[Extracted data entries]

══════

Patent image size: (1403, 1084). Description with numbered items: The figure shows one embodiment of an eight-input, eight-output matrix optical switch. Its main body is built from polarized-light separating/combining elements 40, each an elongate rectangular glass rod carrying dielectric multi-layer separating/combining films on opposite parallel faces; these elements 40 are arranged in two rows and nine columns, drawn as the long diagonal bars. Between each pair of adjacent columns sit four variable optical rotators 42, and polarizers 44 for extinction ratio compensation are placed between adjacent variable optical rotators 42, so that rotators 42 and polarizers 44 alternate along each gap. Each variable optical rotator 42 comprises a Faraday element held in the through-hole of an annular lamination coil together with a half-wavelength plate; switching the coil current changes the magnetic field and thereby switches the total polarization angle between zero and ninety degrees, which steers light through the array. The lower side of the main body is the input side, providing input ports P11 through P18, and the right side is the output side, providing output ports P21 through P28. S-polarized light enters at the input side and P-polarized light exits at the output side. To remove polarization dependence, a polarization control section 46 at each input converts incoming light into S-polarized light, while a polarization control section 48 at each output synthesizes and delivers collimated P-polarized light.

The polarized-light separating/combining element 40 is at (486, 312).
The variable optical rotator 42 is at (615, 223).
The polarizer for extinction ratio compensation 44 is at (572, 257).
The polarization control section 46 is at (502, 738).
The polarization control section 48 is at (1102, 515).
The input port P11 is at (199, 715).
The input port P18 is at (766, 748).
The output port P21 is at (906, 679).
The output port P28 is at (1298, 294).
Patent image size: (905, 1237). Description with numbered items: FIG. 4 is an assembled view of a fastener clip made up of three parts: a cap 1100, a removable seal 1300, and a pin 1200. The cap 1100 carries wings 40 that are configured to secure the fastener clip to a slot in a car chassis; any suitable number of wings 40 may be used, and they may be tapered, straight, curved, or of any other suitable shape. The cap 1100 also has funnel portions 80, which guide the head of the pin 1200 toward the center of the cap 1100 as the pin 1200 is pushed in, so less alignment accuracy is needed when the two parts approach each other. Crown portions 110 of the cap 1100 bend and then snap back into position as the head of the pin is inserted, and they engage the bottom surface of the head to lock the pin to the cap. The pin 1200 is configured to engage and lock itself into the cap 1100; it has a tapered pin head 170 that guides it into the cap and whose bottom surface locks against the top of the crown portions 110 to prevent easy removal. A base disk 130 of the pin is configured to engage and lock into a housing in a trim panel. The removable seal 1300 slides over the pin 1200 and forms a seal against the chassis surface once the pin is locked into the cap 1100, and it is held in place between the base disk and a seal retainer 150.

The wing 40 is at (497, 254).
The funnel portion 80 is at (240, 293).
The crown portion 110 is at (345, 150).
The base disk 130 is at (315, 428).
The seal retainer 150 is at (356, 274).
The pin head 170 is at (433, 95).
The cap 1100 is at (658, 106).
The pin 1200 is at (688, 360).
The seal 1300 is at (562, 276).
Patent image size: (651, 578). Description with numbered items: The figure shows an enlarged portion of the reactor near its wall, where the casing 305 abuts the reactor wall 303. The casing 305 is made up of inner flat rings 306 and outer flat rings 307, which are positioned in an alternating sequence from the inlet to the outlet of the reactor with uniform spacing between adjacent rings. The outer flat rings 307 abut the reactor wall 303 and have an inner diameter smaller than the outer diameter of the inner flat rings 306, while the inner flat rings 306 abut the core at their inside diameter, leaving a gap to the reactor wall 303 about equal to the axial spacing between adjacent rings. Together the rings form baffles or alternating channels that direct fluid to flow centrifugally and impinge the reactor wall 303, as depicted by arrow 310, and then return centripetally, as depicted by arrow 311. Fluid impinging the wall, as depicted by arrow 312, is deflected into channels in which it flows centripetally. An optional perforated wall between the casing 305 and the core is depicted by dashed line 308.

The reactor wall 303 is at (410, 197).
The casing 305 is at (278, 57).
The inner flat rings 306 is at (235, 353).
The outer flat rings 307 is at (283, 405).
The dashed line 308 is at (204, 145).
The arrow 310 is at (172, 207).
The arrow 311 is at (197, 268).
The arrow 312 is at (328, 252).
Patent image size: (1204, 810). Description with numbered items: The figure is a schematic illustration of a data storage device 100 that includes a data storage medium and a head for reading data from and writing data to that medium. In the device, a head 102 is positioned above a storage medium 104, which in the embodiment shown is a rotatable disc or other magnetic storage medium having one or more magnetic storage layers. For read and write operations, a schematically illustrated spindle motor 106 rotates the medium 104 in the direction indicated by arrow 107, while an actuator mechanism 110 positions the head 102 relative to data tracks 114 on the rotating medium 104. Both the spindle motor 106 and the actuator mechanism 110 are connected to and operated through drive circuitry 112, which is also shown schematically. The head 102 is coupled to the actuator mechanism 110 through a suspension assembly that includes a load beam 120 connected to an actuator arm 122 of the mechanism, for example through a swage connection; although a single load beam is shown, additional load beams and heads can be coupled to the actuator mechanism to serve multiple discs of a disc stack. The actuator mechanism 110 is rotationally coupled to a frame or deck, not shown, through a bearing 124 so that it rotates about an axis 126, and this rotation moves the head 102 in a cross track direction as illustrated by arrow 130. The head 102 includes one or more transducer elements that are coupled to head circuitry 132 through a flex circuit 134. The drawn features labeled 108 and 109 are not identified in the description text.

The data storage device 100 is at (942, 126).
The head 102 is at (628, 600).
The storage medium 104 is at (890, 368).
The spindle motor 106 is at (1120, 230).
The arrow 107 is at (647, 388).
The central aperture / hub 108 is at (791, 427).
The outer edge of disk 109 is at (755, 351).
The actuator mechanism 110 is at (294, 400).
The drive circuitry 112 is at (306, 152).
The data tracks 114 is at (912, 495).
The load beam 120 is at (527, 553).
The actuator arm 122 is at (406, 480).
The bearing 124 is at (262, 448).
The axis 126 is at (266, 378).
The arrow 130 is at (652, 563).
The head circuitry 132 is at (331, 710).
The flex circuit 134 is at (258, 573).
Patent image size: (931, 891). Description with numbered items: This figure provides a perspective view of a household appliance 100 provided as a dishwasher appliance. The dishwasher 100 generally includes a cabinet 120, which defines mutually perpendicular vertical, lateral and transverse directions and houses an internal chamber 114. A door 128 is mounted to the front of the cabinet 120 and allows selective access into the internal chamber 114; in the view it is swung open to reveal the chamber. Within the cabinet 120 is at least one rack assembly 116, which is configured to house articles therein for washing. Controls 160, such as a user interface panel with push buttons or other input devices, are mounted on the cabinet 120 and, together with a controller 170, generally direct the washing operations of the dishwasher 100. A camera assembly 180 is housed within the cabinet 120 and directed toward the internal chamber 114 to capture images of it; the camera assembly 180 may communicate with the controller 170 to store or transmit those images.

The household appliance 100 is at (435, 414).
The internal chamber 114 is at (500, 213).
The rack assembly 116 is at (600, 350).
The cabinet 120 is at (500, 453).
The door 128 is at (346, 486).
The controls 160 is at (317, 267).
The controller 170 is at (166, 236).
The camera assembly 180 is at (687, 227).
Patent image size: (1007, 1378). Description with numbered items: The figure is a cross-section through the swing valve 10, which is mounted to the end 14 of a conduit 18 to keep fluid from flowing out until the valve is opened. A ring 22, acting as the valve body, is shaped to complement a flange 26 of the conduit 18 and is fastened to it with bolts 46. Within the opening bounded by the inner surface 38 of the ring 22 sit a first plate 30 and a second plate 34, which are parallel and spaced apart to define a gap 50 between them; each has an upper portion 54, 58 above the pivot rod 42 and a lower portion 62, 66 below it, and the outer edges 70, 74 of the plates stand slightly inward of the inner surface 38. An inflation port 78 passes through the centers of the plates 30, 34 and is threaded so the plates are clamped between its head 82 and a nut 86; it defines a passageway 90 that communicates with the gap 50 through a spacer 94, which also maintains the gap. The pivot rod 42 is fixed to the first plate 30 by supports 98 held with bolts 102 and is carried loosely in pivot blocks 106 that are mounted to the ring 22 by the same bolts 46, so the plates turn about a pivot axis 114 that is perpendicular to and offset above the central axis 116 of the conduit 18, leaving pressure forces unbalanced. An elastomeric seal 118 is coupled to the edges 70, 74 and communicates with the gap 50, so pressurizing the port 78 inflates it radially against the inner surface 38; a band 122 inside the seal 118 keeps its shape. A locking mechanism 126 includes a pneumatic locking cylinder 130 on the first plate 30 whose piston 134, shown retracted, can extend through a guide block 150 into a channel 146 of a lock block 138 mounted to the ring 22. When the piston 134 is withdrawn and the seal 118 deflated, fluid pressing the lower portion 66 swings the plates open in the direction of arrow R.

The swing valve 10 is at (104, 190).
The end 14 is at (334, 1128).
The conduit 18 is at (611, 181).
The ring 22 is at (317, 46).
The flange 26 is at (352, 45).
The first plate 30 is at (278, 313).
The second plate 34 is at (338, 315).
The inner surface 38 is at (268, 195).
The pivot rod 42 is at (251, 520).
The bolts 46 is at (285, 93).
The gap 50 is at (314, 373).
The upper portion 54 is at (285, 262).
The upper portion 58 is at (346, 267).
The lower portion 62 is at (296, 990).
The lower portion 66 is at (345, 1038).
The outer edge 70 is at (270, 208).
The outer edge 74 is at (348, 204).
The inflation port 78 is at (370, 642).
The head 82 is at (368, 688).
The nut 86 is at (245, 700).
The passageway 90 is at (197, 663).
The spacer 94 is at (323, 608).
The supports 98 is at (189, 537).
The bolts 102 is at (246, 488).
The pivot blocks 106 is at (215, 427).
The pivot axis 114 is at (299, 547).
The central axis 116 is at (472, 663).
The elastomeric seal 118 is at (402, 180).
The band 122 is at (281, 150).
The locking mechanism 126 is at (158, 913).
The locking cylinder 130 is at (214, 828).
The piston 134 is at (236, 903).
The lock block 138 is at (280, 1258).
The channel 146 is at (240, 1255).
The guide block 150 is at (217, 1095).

══════

■ **Exercise brief**:
Reproduce verbatim every line of the records from the line containing "Patent image size: (905, 1237)." through the line containing "The seal 1300 is at (562, 276).", including both of those lines.

■ **Solution to this problem**:
Patent image size: (905, 1237). Description with numbered items: FIG. 4 is an assembled view of a fastener clip made up of three parts: a cap 1100, a removable seal 1300, and a pin 1200. The cap 1100 carries wings 40 that are configured to secure the fastener clip to a slot in a car chassis; any suitable number of wings 40 may be used, and they may be tapered, straight, curved, or of any other suitable shape. The cap 1100 also has funnel portions 80, which guide the head of the pin 1200 toward the center of the cap 1100 as the pin 1200 is pushed in, so less alignment accuracy is needed when the two parts approach each other. Crown portions 110 of the cap 1100 bend and then snap back into position as the head of the pin is inserted, and they engage the bottom surface of the head to lock the pin to the cap. The pin 1200 is configured to engage and lock itself into the cap 1100; it has a tapered pin head 170 that guides it into the cap and whose bottom surface locks against the top of the crown portions 110 to prevent easy removal. A base disk 130 of the pin is configured to engage and lock into a housing in a trim panel. The removable seal 1300 slides over the pin 1200 and forms a seal against the chassis surface once the pin is locked into the cap 1100, and it is held in place between the base disk and a seal retainer 150.

The wing 40 is at (497, 254).
The funnel portion 80 is at (240, 293).
The crown portion 110 is at (345, 150).
The base disk 130 is at (315, 428).
The seal retainer 150 is at (356, 274).
The pin head 170 is at (433, 95).
The cap 1100 is at (658, 106).
The pin 1200 is at (688, 360).
The seal 1300 is at (562, 276).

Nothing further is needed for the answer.